**Passage:**
=======
A complete MLOps pipeline for house rent prediction using Apache Spark, Airflow, and modern cloud-native technologies. This project demonstrates a production-ready machine learning system with local development, automated CI/CD, and cloud deployment capabilities.
- Docker and Docker Compose installed
- Python 3.8+ (for data upload script)
- AWS CLI configured (for cloud deployment)
docker compose up -d
This starts:
- MinIO (S3-compatible storage) on port 9000/9001
- Spark (data processing) on port 8080
- Airflow (workflow orchestration) on port 8081
- Model API (prediction service) on port 5001
export S3_ENDPOINT_URL=http://localhost:9000
export AWS_ACCESS_KEY_ID=minioadmin
export AWS_SECRET_ACCESS_KEY=minioadmin
export S3_BUCKET=ml-crash-course-data
export S3_KEY=House_Rent_Dataset.csv
python upload_data_to_s3.py
# Option A: Manual trigger (recommended for local development)
=======
**To be done:**
1) Do these statements agree with the pipeline guide? Answer yes or no for each, quoting the deciding words. (a) Airflow runs on port 8080. (b) The data upload script calls for Python 3.8 or later. (c) Manual triggering is recommended for local development.
2) Recast the lines of the entries below as a Markdown table with the columns Row and Line, starting at the line that contains "- x-tick-label: 2008: [132, 666, 188, 691]" and ending at the line that contains "- series-label-gavleborg: Gävleborg: [776, 504, 921, 533]". Skip any blank lines.
=======
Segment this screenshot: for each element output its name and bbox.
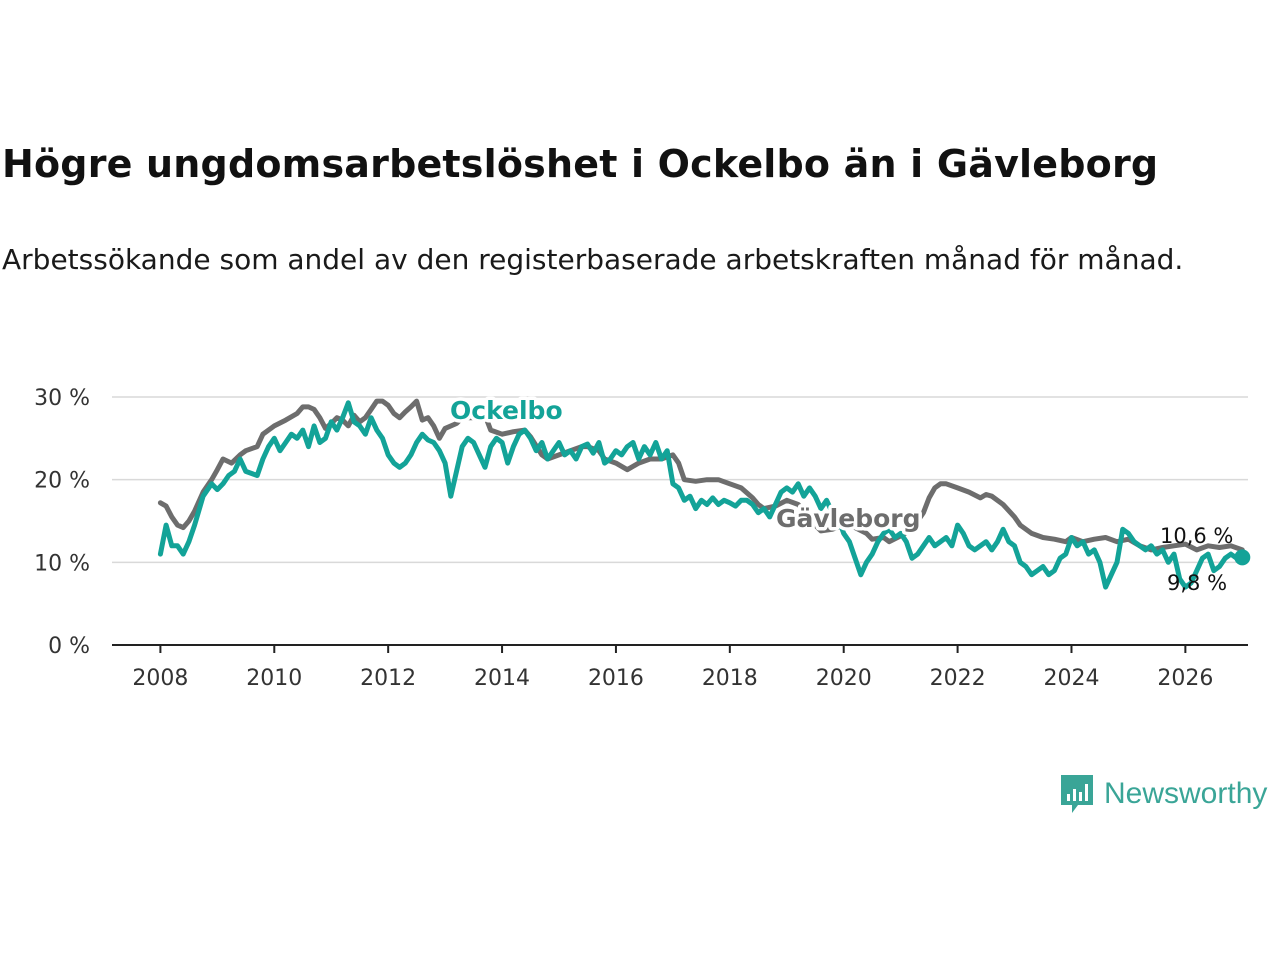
- x-tick-label: 2008: [132, 666, 188, 691]
- x-tick-label: 2016: [588, 666, 644, 691]
- series-layer: [157, 398, 1251, 590]
- series-label-ockelbo-halo: Ockelbo: [450, 396, 563, 425]
- series-line-ockelbo: [157, 400, 1245, 590]
- chart-subtitle: Arbetssökande som andel av den registerb…: [2, 243, 1184, 276]
- x-tick-label: 2024: [1043, 666, 1099, 691]
- x-tick-label: 2018: [702, 666, 758, 691]
- y-tick-label: 30 %: [34, 386, 90, 411]
- bar-chart-speech-bubble-icon: [1061, 775, 1093, 813]
- series-line-g-vleborg: [157, 398, 1245, 553]
- x-axis-ticks: 2008 2010 2012 2014 2016 2018 2020 2022 2024 2026: [132, 645, 1213, 691]
- end-value-label-ockelbo: 10,6 %: [1160, 524, 1233, 548]
- x-tick-label: 2012: [360, 666, 416, 691]
- chart-title: Högre ungdomsarbetslöshet i Ockelbo än i…: [2, 142, 1159, 186]
- x-tick-label: 2014: [474, 666, 530, 691]
- end-value-label-gavleborg: 9,8 %: [1167, 571, 1227, 595]
- x-tick-label: 2022: [930, 666, 986, 691]
- x-tick-label: 2010: [246, 666, 302, 691]
- y-tick-label: 0 %: [48, 634, 90, 659]
- y-axis-ticks: 0 % 10 % 20 % 30 %: [34, 386, 90, 659]
- logo-text: Newsworthy: [1104, 777, 1268, 810]
- endpoint-marker: [1234, 549, 1251, 566]
- y-tick-label: 20 %: [34, 469, 90, 494]
- x-tick-label: 2020: [816, 666, 872, 691]
- series-label-gavleborg: Gävleborg: [776, 504, 921, 533]
- x-tick-label: 2026: [1157, 666, 1213, 691]
- series-label-ockelbo: Ockelbo: [450, 396, 563, 425]
- y-tick-label: 10 %: [34, 551, 90, 576]
- line-chart: 0 % 10 % 20 % 30 % 2008 2010 2012 2014 2016 2018…: [34, 386, 1251, 691]
- series-label-gavleborg-halo: Gävleborg: [776, 504, 921, 533]
- grid-layer: [112, 396, 1248, 646]
- newsworthy-logo: Newsworthy: [1058, 772, 1267, 816]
=======
**Solutions for each task:**
1)
(a) No: "Airflow (workflow orchestration) on port 8081"
(b) Yes: "Python 3.8+ (for data upload script)"
(c) Yes: "Manual trigger (recommended for local development)"

2)
| Row | Line |
|---|---|
| 1 | - x-tick-label: 2008: [132, 666, 188, 691] |
| 2 | - x-tick-label: 2016: [588, 666, 644, 691] |
| 3 | - series-layer: [157, 398, 1251, 590] |
| 4 | - series-label-ockelbo-halo: Ockelbo: [450, 396, 563, 425] |
| 5 | - series-line-ockelbo: [157, 400, 1245, 590] |
| 6 | - chart-subtitle: Arbetssökande som andel av den registerb…: [2, 243, 1184, 276] |
| 7 | - x-tick-label: 2024: [1043, 666, 1099, 691] |
| 8 | - x-tick-label: 2018: [702, 666, 758, 691] |
| 9 | - y-tick-label: 30 %: [34, 386, 90, 411] |
| 10 | - bar-chart-speech-bubble-icon: [1061, 775, 1093, 813] |
| 11 | - series-line-g-vleborg: [157, 398, 1245, 553] |
| 12 | - x-axis-ticks: 2008 2010 2012 2014 2016 2018 2020 2022 2024 2026: [132, 645, 1213, 691] |
| 13 | - end-value-label-ockelbo: 10,6 %: [1160, 524, 1233, 548] |
| 14 | - x-tick-label: 2012: [360, 666, 416, 691] |
| 15 | - chart-title: Högre ungdomsarbetslöshet i Ockelbo än i…: [2, 142, 1159, 186] |
| 16 | - x-tick-label: 2014: [474, 666, 530, 691] |
| 17 | - end-value-label-gavleborg: 9,8 %: [1167, 571, 1227, 595] |
| 18 | - x-tick-label: 2022: [930, 666, 986, 691] |
| 19 | - x-tick-label: 2010: [246, 666, 302, 691] |
| 20 | - y-tick-label: 0 %: [48, 634, 90, 659] |
| 21 | - y-axis-ticks: 0 % 10 % 20 % 30 %: [34, 386, 90, 659] |
| 22 | - logo-text: Newsworthy: [1104, 777, 1268, 810] |
| 23 | - endpoint-marker: [1234, 549, 1251, 566] |
| 24 | - y-tick-label: 20 %: [34, 469, 90, 494] |
| 25 | - x-tick-label: 2020: [816, 666, 872, 691] |
| 26 | - series-label-gavleborg: Gävleborg: [776, 504, 921, 533] |